*Provided entries*
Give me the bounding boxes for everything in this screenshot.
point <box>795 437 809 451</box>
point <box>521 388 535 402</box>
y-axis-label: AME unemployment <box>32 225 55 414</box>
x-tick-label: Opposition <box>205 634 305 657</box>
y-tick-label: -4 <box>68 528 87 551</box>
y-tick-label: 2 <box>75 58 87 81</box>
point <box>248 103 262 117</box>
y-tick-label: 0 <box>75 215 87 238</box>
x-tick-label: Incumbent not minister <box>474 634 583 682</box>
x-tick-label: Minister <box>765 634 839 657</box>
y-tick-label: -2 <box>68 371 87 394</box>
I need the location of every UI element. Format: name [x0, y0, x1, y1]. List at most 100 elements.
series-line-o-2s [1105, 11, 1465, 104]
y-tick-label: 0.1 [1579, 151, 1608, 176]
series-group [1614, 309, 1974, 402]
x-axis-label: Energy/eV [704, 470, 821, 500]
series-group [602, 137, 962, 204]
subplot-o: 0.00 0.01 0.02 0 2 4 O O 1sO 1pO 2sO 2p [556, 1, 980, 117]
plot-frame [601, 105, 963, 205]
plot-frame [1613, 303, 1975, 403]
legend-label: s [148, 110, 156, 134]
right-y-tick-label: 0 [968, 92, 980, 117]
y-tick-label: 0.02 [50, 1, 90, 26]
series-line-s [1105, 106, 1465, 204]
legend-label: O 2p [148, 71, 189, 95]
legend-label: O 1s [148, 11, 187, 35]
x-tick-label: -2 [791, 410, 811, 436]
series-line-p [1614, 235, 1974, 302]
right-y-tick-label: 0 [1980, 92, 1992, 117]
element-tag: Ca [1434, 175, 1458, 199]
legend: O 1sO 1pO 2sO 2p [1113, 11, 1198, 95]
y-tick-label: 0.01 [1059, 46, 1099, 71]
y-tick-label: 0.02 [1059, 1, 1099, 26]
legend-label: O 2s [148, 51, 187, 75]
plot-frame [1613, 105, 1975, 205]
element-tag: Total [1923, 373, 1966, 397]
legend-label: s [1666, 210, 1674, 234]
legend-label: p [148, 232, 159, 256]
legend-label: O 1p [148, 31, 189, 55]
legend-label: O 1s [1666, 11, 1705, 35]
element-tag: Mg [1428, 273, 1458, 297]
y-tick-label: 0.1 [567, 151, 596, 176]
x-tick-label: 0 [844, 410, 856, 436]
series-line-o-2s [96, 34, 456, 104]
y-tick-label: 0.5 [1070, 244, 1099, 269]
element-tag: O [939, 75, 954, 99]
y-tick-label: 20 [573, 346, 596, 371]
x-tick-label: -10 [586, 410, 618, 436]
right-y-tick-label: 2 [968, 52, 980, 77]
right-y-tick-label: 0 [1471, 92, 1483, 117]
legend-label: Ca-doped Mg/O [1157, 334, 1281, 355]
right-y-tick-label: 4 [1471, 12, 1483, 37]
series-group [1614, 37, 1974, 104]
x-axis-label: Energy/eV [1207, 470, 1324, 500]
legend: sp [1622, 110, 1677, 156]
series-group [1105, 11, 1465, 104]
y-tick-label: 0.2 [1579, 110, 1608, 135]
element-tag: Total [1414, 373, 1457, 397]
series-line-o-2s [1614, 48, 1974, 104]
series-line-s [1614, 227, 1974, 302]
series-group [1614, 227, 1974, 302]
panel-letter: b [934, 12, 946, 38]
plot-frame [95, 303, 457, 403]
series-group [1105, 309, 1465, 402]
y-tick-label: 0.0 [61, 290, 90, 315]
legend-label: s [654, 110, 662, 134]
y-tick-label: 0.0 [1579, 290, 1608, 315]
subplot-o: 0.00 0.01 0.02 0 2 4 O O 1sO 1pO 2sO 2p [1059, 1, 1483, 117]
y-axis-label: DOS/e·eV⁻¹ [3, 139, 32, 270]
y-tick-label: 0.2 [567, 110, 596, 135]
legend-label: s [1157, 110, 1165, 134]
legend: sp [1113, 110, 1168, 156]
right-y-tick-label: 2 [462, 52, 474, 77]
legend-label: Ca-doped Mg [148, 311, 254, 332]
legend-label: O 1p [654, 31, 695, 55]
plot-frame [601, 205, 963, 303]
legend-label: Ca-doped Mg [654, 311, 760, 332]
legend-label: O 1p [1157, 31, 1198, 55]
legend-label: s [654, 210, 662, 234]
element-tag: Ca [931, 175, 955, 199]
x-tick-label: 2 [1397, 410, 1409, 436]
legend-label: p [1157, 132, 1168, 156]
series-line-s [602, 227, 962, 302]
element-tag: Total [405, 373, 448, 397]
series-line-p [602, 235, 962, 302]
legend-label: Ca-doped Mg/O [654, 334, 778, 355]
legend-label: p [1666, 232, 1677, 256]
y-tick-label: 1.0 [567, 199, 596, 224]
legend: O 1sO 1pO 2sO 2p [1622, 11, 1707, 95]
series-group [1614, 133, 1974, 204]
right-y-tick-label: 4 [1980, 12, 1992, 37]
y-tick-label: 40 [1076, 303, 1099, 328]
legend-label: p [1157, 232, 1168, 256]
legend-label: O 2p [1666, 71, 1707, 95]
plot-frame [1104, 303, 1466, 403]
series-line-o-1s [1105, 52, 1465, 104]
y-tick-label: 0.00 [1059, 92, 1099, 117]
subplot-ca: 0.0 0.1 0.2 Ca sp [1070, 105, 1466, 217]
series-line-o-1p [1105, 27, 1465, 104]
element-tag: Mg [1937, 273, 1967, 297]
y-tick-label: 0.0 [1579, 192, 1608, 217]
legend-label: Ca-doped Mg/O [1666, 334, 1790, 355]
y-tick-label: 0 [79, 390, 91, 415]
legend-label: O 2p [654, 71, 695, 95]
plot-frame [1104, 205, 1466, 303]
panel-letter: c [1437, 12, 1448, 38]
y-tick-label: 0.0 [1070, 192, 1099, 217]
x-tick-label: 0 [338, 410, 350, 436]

*Goal*
Reproduce all of the data above line for line, without changing a single character.

*The output*
Give me the bounding boxes for everything in this screenshot.
point <box>795 437 809 451</box>
point <box>521 388 535 402</box>
y-axis-label: AME unemployment <box>32 225 55 414</box>
x-tick-label: Opposition <box>205 634 305 657</box>
y-tick-label: -4 <box>68 528 87 551</box>
y-tick-label: 2 <box>75 58 87 81</box>
point <box>248 103 262 117</box>
y-tick-label: 0 <box>75 215 87 238</box>
x-tick-label: Incumbent not minister <box>474 634 583 682</box>
x-tick-label: Minister <box>765 634 839 657</box>
y-tick-label: -2 <box>68 371 87 394</box>
I need the location of every UI element. Format: name [x0, y0, x1, y1]. List at most 100 elements.
series-line-o-2s [1105, 11, 1465, 104]
y-tick-label: 0.1 [1579, 151, 1608, 176]
series-group [1614, 309, 1974, 402]
x-axis-label: Energy/eV [704, 470, 821, 500]
series-group [602, 137, 962, 204]
subplot-o: 0.00 0.01 0.02 0 2 4 O O 1sO 1pO 2sO 2p [556, 1, 980, 117]
plot-frame [601, 105, 963, 205]
plot-frame [1613, 303, 1975, 403]
legend-label: s [148, 110, 156, 134]
right-y-tick-label: 0 [968, 92, 980, 117]
y-tick-label: 0.02 [50, 1, 90, 26]
series-line-s [1105, 106, 1465, 204]
legend-label: O 2p [148, 71, 189, 95]
legend-label: O 1s [148, 11, 187, 35]
x-tick-label: -2 [791, 410, 811, 436]
series-line-p [1614, 235, 1974, 302]
right-y-tick-label: 0 [1980, 92, 1992, 117]
element-tag: Ca [1434, 175, 1458, 199]
legend: O 1sO 1pO 2sO 2p [1113, 11, 1198, 95]
y-tick-label: 0.01 [1059, 46, 1099, 71]
y-tick-label: 0.02 [1059, 1, 1099, 26]
legend-label: O 2s [148, 51, 187, 75]
plot-frame [1613, 105, 1975, 205]
element-tag: Total [1923, 373, 1966, 397]
legend-label: s [1666, 210, 1674, 234]
legend-label: p [148, 232, 159, 256]
legend-label: O 1p [148, 31, 189, 55]
legend-label: O 1s [1666, 11, 1705, 35]
element-tag: Mg [1428, 273, 1458, 297]
y-tick-label: 0.1 [567, 151, 596, 176]
x-tick-label: 0 [844, 410, 856, 436]
series-line-o-2s [96, 34, 456, 104]
y-tick-label: 0.5 [1070, 244, 1099, 269]
element-tag: O [939, 75, 954, 99]
y-tick-label: 20 [573, 346, 596, 371]
x-tick-label: -10 [586, 410, 618, 436]
right-y-tick-label: 2 [968, 52, 980, 77]
right-y-tick-label: 0 [1471, 92, 1483, 117]
legend-label: Ca-doped Mg/O [1157, 334, 1281, 355]
right-y-tick-label: 4 [1471, 12, 1483, 37]
series-group [1614, 37, 1974, 104]
x-axis-label: Energy/eV [1207, 470, 1324, 500]
legend: sp [1622, 110, 1677, 156]
series-group [1105, 11, 1465, 104]
y-tick-label: 0.2 [1579, 110, 1608, 135]
element-tag: Total [1414, 373, 1457, 397]
series-line-o-2s [1614, 48, 1974, 104]
series-line-s [1614, 227, 1974, 302]
series-group [1614, 227, 1974, 302]
panel-letter: b [934, 12, 946, 38]
plot-frame [95, 303, 457, 403]
series-group [1105, 309, 1465, 402]
y-tick-label: 0.0 [61, 290, 90, 315]
legend-label: s [654, 110, 662, 134]
y-tick-label: 0.0 [1579, 290, 1608, 315]
subplot-o: 0.00 0.01 0.02 0 2 4 O O 1sO 1pO 2sO 2p [1059, 1, 1483, 117]
y-axis-label: DOS/e·eV⁻¹ [3, 139, 32, 270]
y-tick-label: 0.2 [567, 110, 596, 135]
legend-label: s [1157, 110, 1165, 134]
legend: sp [1113, 110, 1168, 156]
right-y-tick-label: 2 [462, 52, 474, 77]
legend-label: Ca-doped Mg [148, 311, 254, 332]
legend-label: O 1p [654, 31, 695, 55]
plot-frame [601, 205, 963, 303]
legend-label: Ca-doped Mg [654, 311, 760, 332]
legend-label: O 1p [1157, 31, 1198, 55]
legend-label: s [654, 210, 662, 234]
element-tag: Ca [931, 175, 955, 199]
x-tick-label: 2 [1397, 410, 1409, 436]
legend-label: p [1157, 132, 1168, 156]
series-line-s [602, 227, 962, 302]
element-tag: Total [405, 373, 448, 397]
series-line-p [602, 235, 962, 302]
legend-label: Ca-doped Mg/O [654, 334, 778, 355]
legend-label: p [1666, 232, 1677, 256]
y-tick-label: 1.0 [567, 199, 596, 224]
legend: O 1sO 1pO 2sO 2p [1622, 11, 1707, 95]
series-group [1614, 133, 1974, 204]
right-y-tick-label: 4 [1980, 12, 1992, 37]
y-tick-label: 40 [1076, 303, 1099, 328]
legend-label: p [1157, 232, 1168, 256]
legend-label: O 2p [1666, 71, 1707, 95]
plot-frame [1104, 303, 1466, 403]
series-line-o-1s [1105, 52, 1465, 104]
y-tick-label: 0.00 [1059, 92, 1099, 117]
subplot-ca: 0.0 0.1 0.2 Ca sp [1070, 105, 1466, 217]
series-line-o-1p [1105, 27, 1465, 104]
element-tag: Mg [1937, 273, 1967, 297]
y-tick-label: 0.0 [1579, 192, 1608, 217]
legend-label: Ca-doped Mg/O [1666, 334, 1790, 355]
y-tick-label: 0 [79, 390, 91, 415]
legend-label: O 2p [654, 71, 695, 95]
plot-frame [1104, 205, 1466, 303]
panel-letter: c [1437, 12, 1448, 38]
y-tick-label: 0.0 [1070, 192, 1099, 217]
x-tick-label: 0 [338, 410, 350, 436]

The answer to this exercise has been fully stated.